(Dataset rows about figures)
——
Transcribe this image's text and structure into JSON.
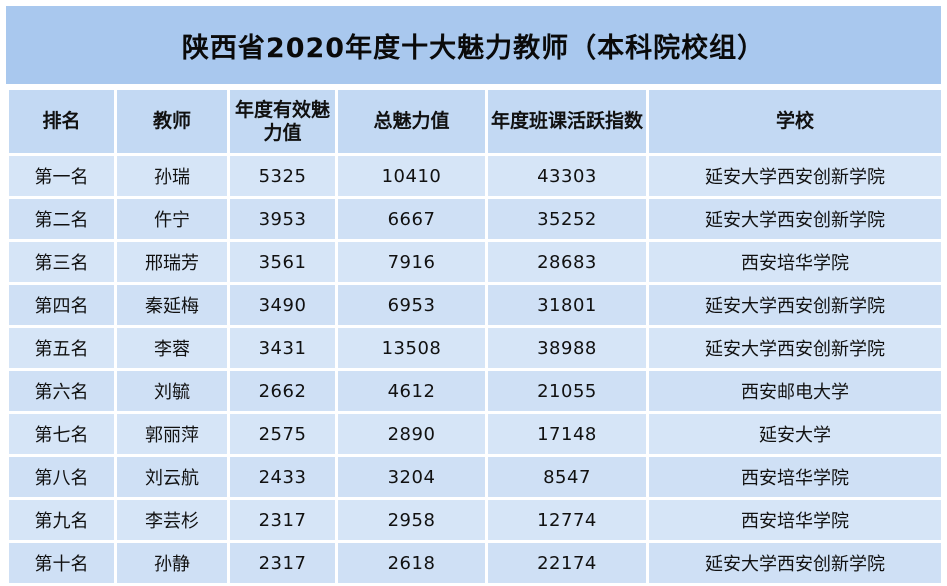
{
  "title": "陕西省2020年度十大魅力教师（本科院校组）",
  "columns": [
    "排名",
    "教师",
    "年度有效魅力值",
    "总魅力值",
    "年度班课活跃指数",
    "学校"
  ],
  "rows": [
    {
      "rank": "第一名",
      "teacher": "孙瑞",
      "annual": "5325",
      "total": "10410",
      "activity": "43303",
      "school": "延安大学西安创新学院"
    },
    {
      "rank": "第二名",
      "teacher": "仵宁",
      "annual": "3953",
      "total": "6667",
      "activity": "35252",
      "school": "延安大学西安创新学院"
    },
    {
      "rank": "第三名",
      "teacher": "邢瑞芳",
      "annual": "3561",
      "total": "7916",
      "activity": "28683",
      "school": "西安培华学院"
    },
    {
      "rank": "第四名",
      "teacher": "秦延梅",
      "annual": "3490",
      "total": "6953",
      "activity": "31801",
      "school": "延安大学西安创新学院"
    },
    {
      "rank": "第五名",
      "teacher": "李蓉",
      "annual": "3431",
      "total": "13508",
      "activity": "38988",
      "school": "延安大学西安创新学院"
    },
    {
      "rank": "第六名",
      "teacher": "刘毓",
      "annual": "2662",
      "total": "4612",
      "activity": "21055",
      "school": "西安邮电大学"
    },
    {
      "rank": "第七名",
      "teacher": "郭丽萍",
      "annual": "2575",
      "total": "2890",
      "activity": "17148",
      "school": "延安大学"
    },
    {
      "rank": "第八名",
      "teacher": "刘云航",
      "annual": "2433",
      "total": "3204",
      "activity": "8547",
      "school": "西安培华学院"
    },
    {
      "rank": "第九名",
      "teacher": "李芸杉",
      "annual": "2317",
      "total": "2958",
      "activity": "12774",
      "school": "西安培华学院"
    },
    {
      "rank": "第十名",
      "teacher": "孙静",
      "annual": "2317",
      "total": "2618",
      "activity": "22174",
      "school": "延安大学西安创新学院"
    }
  ]
}
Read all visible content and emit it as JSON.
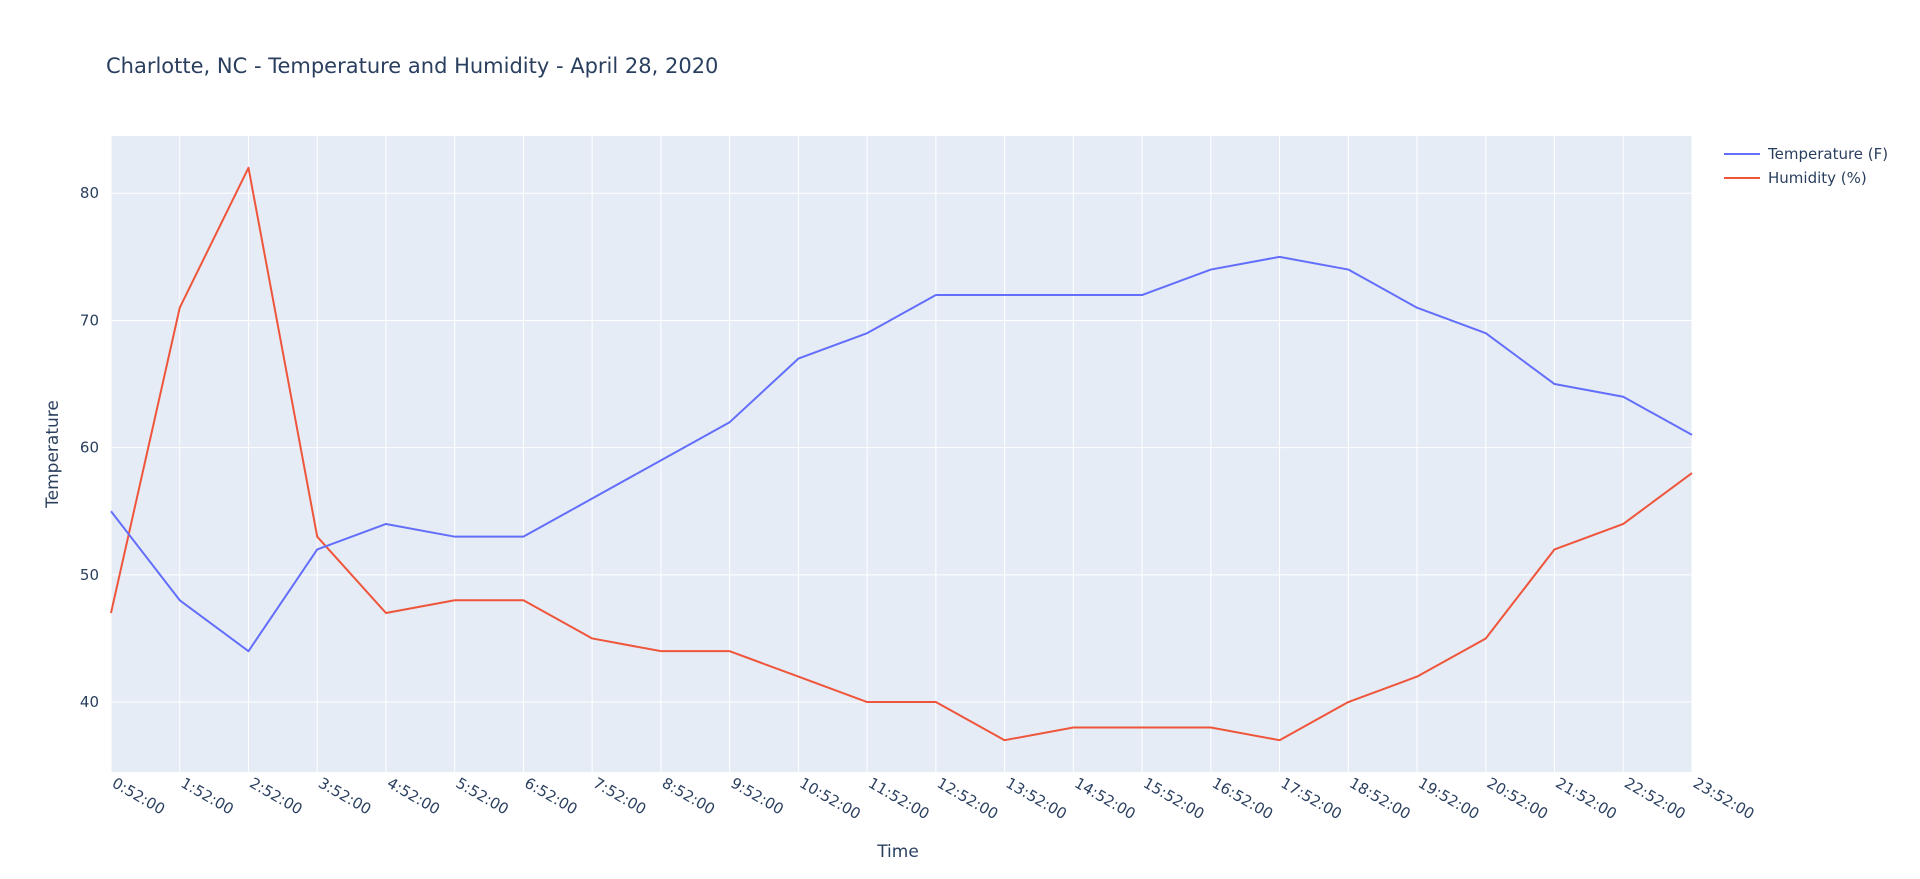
{
  "chart_data": {
    "type": "line",
    "title": "Charlotte, NC - Temperature and Humidity - April 28, 2020",
    "xlabel": "Time",
    "ylabel": "Temperature",
    "ylim": [
      34.5,
      84.5
    ],
    "yticks": [
      40,
      50,
      60,
      70,
      80
    ],
    "grid": true,
    "legend_position": "top-right",
    "categories": [
      "0:52:00",
      "1:52:00",
      "2:52:00",
      "3:52:00",
      "4:52:00",
      "5:52:00",
      "6:52:00",
      "7:52:00",
      "8:52:00",
      "9:52:00",
      "10:52:00",
      "11:52:00",
      "12:52:00",
      "13:52:00",
      "14:52:00",
      "15:52:00",
      "16:52:00",
      "17:52:00",
      "18:52:00",
      "19:52:00",
      "20:52:00",
      "21:52:00",
      "22:52:00",
      "23:52:00"
    ],
    "series": [
      {
        "name": "Temperature (F)",
        "color": "#636efa",
        "values": [
          55,
          48,
          44,
          52,
          54,
          53,
          53,
          56,
          59,
          62,
          67,
          69,
          72,
          72,
          72,
          72,
          74,
          75,
          74,
          71,
          69,
          65,
          64,
          61
        ]
      },
      {
        "name": "Humidity (%)",
        "color": "#ef553b",
        "values": [
          47,
          71,
          82,
          53,
          47,
          48,
          48,
          45,
          44,
          44,
          42,
          40,
          40,
          37,
          38,
          38,
          38,
          37,
          40,
          42,
          45,
          52,
          54,
          58
        ]
      }
    ]
  }
}
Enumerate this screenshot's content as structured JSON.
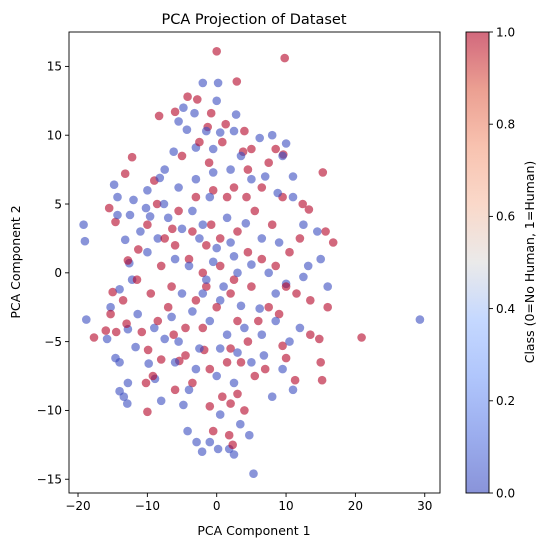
{
  "chart_data": {
    "type": "scatter",
    "title": "PCA Projection of Dataset",
    "xlabel": "PCA Component 1",
    "ylabel": "PCA Component 2",
    "xlim": [
      -21.3,
      32.2
    ],
    "ylim": [
      -16.0,
      17.5
    ],
    "xticks": [
      -20,
      -10,
      0,
      10,
      20,
      30
    ],
    "yticks": [
      -15,
      -10,
      -5,
      0,
      5,
      10,
      15
    ],
    "colorbar": {
      "label": "Class (0=No Human, 1=Human)",
      "range": [
        0.0,
        1.0
      ],
      "ticks": [
        "0.0",
        "0.2",
        "0.4",
        "0.6",
        "0.8",
        "1.0"
      ],
      "colormap": "coolwarm",
      "alpha": 0.6
    },
    "grid": false,
    "series": [
      {
        "class": 0,
        "color": "#3b4cc0",
        "points": [
          [
            -19.2,
            3.5
          ],
          [
            -19.0,
            2.3
          ],
          [
            -18.8,
            -3.4
          ],
          [
            29.3,
            -3.4
          ],
          [
            5.3,
            -14.6
          ],
          [
            -2.0,
            13.8
          ],
          [
            0.2,
            13.8
          ],
          [
            0.0,
            12.5
          ],
          [
            -4.8,
            12.0
          ],
          [
            -5.5,
            11.0
          ],
          [
            -4.3,
            10.4
          ],
          [
            -3.2,
            11.6
          ],
          [
            -1.5,
            10.3
          ],
          [
            0.5,
            10.2
          ],
          [
            2.5,
            10.3
          ],
          [
            2.8,
            11.5
          ],
          [
            6.2,
            9.8
          ],
          [
            8.0,
            10.0
          ],
          [
            10.0,
            9.4
          ],
          [
            -0.5,
            9.0
          ],
          [
            -3.0,
            9.1
          ],
          [
            -6.2,
            8.8
          ],
          [
            -14.8,
            6.4
          ],
          [
            -14.3,
            5.5
          ],
          [
            -12.0,
            5.3
          ],
          [
            -8.2,
            6.9
          ],
          [
            -7.6,
            5.0
          ],
          [
            -10.2,
            4.7
          ],
          [
            -14.3,
            4.2
          ],
          [
            -12.5,
            4.2
          ],
          [
            -9.6,
            4.1
          ],
          [
            -11.0,
            3.0
          ],
          [
            -13.2,
            2.4
          ],
          [
            -10.0,
            1.5
          ],
          [
            -12.6,
            0.7
          ],
          [
            -12.2,
            -0.5
          ],
          [
            -14.0,
            -1.2
          ],
          [
            -15.3,
            -2.5
          ],
          [
            -11.4,
            -3.0
          ],
          [
            -12.8,
            -4.1
          ],
          [
            -15.8,
            -4.8
          ],
          [
            -11.7,
            -5.4
          ],
          [
            -14.6,
            -6.2
          ],
          [
            -14.0,
            -6.5
          ],
          [
            -9.8,
            -6.6
          ],
          [
            -8.9,
            -7.7
          ],
          [
            -12.8,
            -8.0
          ],
          [
            -14.0,
            -8.6
          ],
          [
            -13.4,
            -9.0
          ],
          [
            -8.0,
            -9.3
          ],
          [
            -12.9,
            -9.5
          ],
          [
            -4.8,
            -9.6
          ],
          [
            -4.2,
            -11.5
          ],
          [
            -2.9,
            -12.3
          ],
          [
            -1.0,
            -12.3
          ],
          [
            -2.1,
            -13.0
          ],
          [
            0.2,
            -12.8
          ],
          [
            1.8,
            -12.8
          ],
          [
            2.5,
            -13.2
          ],
          [
            4.7,
            -11.8
          ],
          [
            3.4,
            -11.0
          ],
          [
            0.5,
            -10.3
          ],
          [
            8.0,
            -9.0
          ],
          [
            11.0,
            -8.5
          ],
          [
            9.5,
            -7.0
          ],
          [
            6.8,
            -6.0
          ],
          [
            3.0,
            -5.8
          ],
          [
            -2.5,
            -5.5
          ],
          [
            -5.5,
            -5.0
          ],
          [
            -7.5,
            -4.8
          ],
          [
            -9.0,
            -4.0
          ],
          [
            -6.5,
            -3.2
          ],
          [
            -3.5,
            -2.8
          ],
          [
            0.5,
            -2.0
          ],
          [
            3.5,
            -2.4
          ],
          [
            6.2,
            -2.6
          ],
          [
            8.5,
            -1.5
          ],
          [
            10.0,
            -0.8
          ],
          [
            12.5,
            -0.3
          ],
          [
            13.2,
            0.5
          ],
          [
            15.0,
            1.0
          ],
          [
            16.0,
            -1.0
          ],
          [
            14.5,
            3.0
          ],
          [
            12.5,
            3.5
          ],
          [
            11.0,
            5.5
          ],
          [
            8.8,
            5.8
          ],
          [
            7.0,
            7.0
          ],
          [
            5.0,
            6.8
          ],
          [
            2.0,
            7.5
          ],
          [
            -0.5,
            7.3
          ],
          [
            -3.0,
            6.8
          ],
          [
            -5.5,
            6.2
          ],
          [
            -7.0,
            4.0
          ],
          [
            -5.0,
            3.2
          ],
          [
            -2.5,
            2.5
          ],
          [
            0.0,
            1.8
          ],
          [
            2.5,
            1.2
          ],
          [
            5.0,
            0.6
          ],
          [
            7.5,
            0.0
          ],
          [
            -4.0,
            0.5
          ],
          [
            -6.0,
            1.0
          ],
          [
            -8.5,
            2.5
          ],
          [
            -3.5,
            4.5
          ],
          [
            1.5,
            4.0
          ],
          [
            4.2,
            3.6
          ],
          [
            6.5,
            2.5
          ],
          [
            9.0,
            2.2
          ],
          [
            -1.5,
            -0.5
          ],
          [
            1.0,
            -1.0
          ],
          [
            3.0,
            0.0
          ],
          [
            -0.5,
            0.8
          ],
          [
            2.0,
            2.2
          ],
          [
            -2.0,
            -1.5
          ],
          [
            4.0,
            -4.0
          ],
          [
            1.5,
            -4.5
          ],
          [
            -1.0,
            -3.5
          ],
          [
            -3.0,
            -7.0
          ],
          [
            0.0,
            -7.5
          ],
          [
            2.5,
            -8.0
          ],
          [
            5.0,
            -6.5
          ],
          [
            -6.0,
            -6.5
          ],
          [
            -4.0,
            -8.5
          ],
          [
            6.5,
            -4.5
          ],
          [
            8.5,
            -3.5
          ],
          [
            10.5,
            -5.0
          ],
          [
            12.0,
            -4.0
          ],
          [
            -7.5,
            7.5
          ],
          [
            -10.0,
            6.0
          ],
          [
            -1.0,
            5.5
          ],
          [
            3.5,
            8.5
          ],
          [
            9.5,
            8.5
          ],
          [
            11.0,
            7.0
          ],
          [
            -2.0,
            3.5
          ],
          [
            0.5,
            -5.5
          ],
          [
            -5.0,
            -1.5
          ]
        ]
      },
      {
        "class": 1,
        "color": "#b40426",
        "points": [
          [
            0.0,
            16.1
          ],
          [
            9.8,
            15.6
          ],
          [
            2.9,
            13.9
          ],
          [
            -2.8,
            12.6
          ],
          [
            -4.2,
            12.8
          ],
          [
            -8.3,
            11.4
          ],
          [
            -6.0,
            11.7
          ],
          [
            -0.8,
            11.6
          ],
          [
            -1.3,
            10.6
          ],
          [
            1.3,
            10.8
          ],
          [
            4.0,
            10.3
          ],
          [
            -12.2,
            8.4
          ],
          [
            -1.1,
            8.0
          ],
          [
            3.8,
            8.8
          ],
          [
            5.0,
            9.0
          ],
          [
            8.5,
            9.0
          ],
          [
            9.6,
            8.6
          ],
          [
            15.3,
            7.3
          ],
          [
            -13.2,
            7.2
          ],
          [
            -9.0,
            6.7
          ],
          [
            -14.6,
            3.7
          ],
          [
            -15.5,
            4.7
          ],
          [
            -8.6,
            5.0
          ],
          [
            -6.4,
            3.2
          ],
          [
            -0.8,
            3.5
          ],
          [
            2.5,
            6.2
          ],
          [
            4.3,
            5.5
          ],
          [
            6.5,
            6.2
          ],
          [
            9.5,
            5.5
          ],
          [
            12.4,
            5.0
          ],
          [
            13.3,
            4.6
          ],
          [
            15.7,
            3.0
          ],
          [
            16.8,
            2.2
          ],
          [
            -11.3,
            1.7
          ],
          [
            -12.8,
            0.9
          ],
          [
            -15.0,
            -1.4
          ],
          [
            -13.5,
            -2.0
          ],
          [
            -15.3,
            -3.0
          ],
          [
            -14.5,
            -4.3
          ],
          [
            -13.0,
            -3.7
          ],
          [
            -16.0,
            -4.2
          ],
          [
            -10.8,
            -4.3
          ],
          [
            -17.7,
            -4.7
          ],
          [
            -9.9,
            -5.6
          ],
          [
            -6.2,
            -4.5
          ],
          [
            -8.0,
            -6.3
          ],
          [
            -9.2,
            -7.5
          ],
          [
            -10.2,
            -8.0
          ],
          [
            -6.0,
            -8.5
          ],
          [
            -5.4,
            -6.4
          ],
          [
            -1.8,
            -5.6
          ],
          [
            2.0,
            -5.5
          ],
          [
            4.5,
            -5.0
          ],
          [
            9.5,
            -5.3
          ],
          [
            13.5,
            -4.5
          ],
          [
            16.0,
            -2.5
          ],
          [
            14.8,
            -4.8
          ],
          [
            15.0,
            -6.5
          ],
          [
            15.2,
            -7.8
          ],
          [
            20.9,
            -4.7
          ],
          [
            -10.0,
            -10.1
          ],
          [
            -1.0,
            -9.7
          ],
          [
            0.8,
            -9.0
          ],
          [
            2.0,
            -9.5
          ],
          [
            3.0,
            -8.8
          ],
          [
            1.8,
            -11.8
          ],
          [
            -0.5,
            -11.5
          ],
          [
            2.3,
            -12.5
          ],
          [
            5.5,
            -7.5
          ],
          [
            7.0,
            -7.0
          ],
          [
            10.0,
            -6.2
          ],
          [
            11.3,
            -7.8
          ],
          [
            5.0,
            -1.0
          ],
          [
            7.5,
            -2.5
          ],
          [
            3.0,
            -3.5
          ],
          [
            -1.5,
            -1.0
          ],
          [
            -3.0,
            -2.0
          ],
          [
            -4.5,
            -4.0
          ],
          [
            -7.0,
            -2.5
          ],
          [
            -9.5,
            -1.5
          ],
          [
            -11.5,
            -0.5
          ],
          [
            -8.0,
            0.5
          ],
          [
            -6.0,
            2.0
          ],
          [
            -4.0,
            1.0
          ],
          [
            -2.0,
            0.0
          ],
          [
            0.5,
            0.5
          ],
          [
            2.5,
            -0.5
          ],
          [
            4.5,
            1.5
          ],
          [
            6.5,
            1.0
          ],
          [
            8.5,
            0.5
          ],
          [
            10.5,
            1.5
          ],
          [
            12.0,
            2.5
          ],
          [
            11.5,
            -1.5
          ],
          [
            13.5,
            -2.0
          ],
          [
            8.0,
            3.5
          ],
          [
            5.5,
            4.5
          ],
          [
            3.0,
            3.0
          ],
          [
            0.5,
            2.5
          ],
          [
            -1.5,
            2.0
          ],
          [
            -3.5,
            3.0
          ],
          [
            -5.5,
            4.5
          ],
          [
            -7.5,
            2.5
          ],
          [
            -10.0,
            3.5
          ],
          [
            -3.0,
            5.5
          ],
          [
            -0.5,
            6.0
          ],
          [
            1.5,
            5.5
          ],
          [
            4.5,
            7.5
          ],
          [
            7.5,
            8.0
          ],
          [
            -5.0,
            8.5
          ],
          [
            -2.5,
            9.5
          ],
          [
            0.8,
            9.5
          ],
          [
            -1.0,
            -7.0
          ],
          [
            1.5,
            -6.5
          ],
          [
            -3.5,
            -8.0
          ],
          [
            4.0,
            -10.0
          ],
          [
            -2.0,
            -4.0
          ],
          [
            0.0,
            -2.5
          ],
          [
            2.0,
            -1.5
          ],
          [
            -6.5,
            -1.0
          ],
          [
            6.0,
            -3.5
          ],
          [
            9.0,
            -3.0
          ],
          [
            -8.5,
            -3.5
          ],
          [
            10.0,
            -1.0
          ],
          [
            -4.5,
            -6.0
          ],
          [
            3.5,
            -6.5
          ]
        ]
      }
    ]
  }
}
——
- **What to work on**
Report how many lines of the listing hold the string "Component", giving only the number.

- **Written response**
2